Begin The records

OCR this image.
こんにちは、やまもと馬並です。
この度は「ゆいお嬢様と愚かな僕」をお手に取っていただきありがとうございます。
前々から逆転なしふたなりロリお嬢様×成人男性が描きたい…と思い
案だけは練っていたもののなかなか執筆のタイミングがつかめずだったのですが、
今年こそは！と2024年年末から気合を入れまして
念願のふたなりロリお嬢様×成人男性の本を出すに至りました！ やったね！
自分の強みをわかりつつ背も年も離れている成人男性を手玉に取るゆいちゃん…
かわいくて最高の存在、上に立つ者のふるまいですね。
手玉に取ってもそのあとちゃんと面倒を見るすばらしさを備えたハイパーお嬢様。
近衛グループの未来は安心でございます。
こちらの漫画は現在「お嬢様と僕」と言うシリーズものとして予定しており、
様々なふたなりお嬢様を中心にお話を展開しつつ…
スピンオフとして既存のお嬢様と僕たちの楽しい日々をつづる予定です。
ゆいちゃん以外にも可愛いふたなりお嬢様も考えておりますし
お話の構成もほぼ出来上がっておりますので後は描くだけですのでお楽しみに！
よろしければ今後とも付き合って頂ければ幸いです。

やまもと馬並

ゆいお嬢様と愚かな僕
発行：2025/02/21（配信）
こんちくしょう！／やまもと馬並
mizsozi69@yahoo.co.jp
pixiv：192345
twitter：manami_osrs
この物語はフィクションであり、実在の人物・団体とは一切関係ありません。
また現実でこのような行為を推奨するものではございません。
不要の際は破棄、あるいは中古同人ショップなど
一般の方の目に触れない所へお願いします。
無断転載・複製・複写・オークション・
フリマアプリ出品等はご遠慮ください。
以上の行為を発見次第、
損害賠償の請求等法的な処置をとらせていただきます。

End The records

## Your task
Show all lines above holding "ゆいお嬢様と愚かな僕".

## Task solution
この度は「ゆいお嬢様と愚かな僕」をお手に取っていただきありがとうございます。
ゆいお嬢様と愚かな僕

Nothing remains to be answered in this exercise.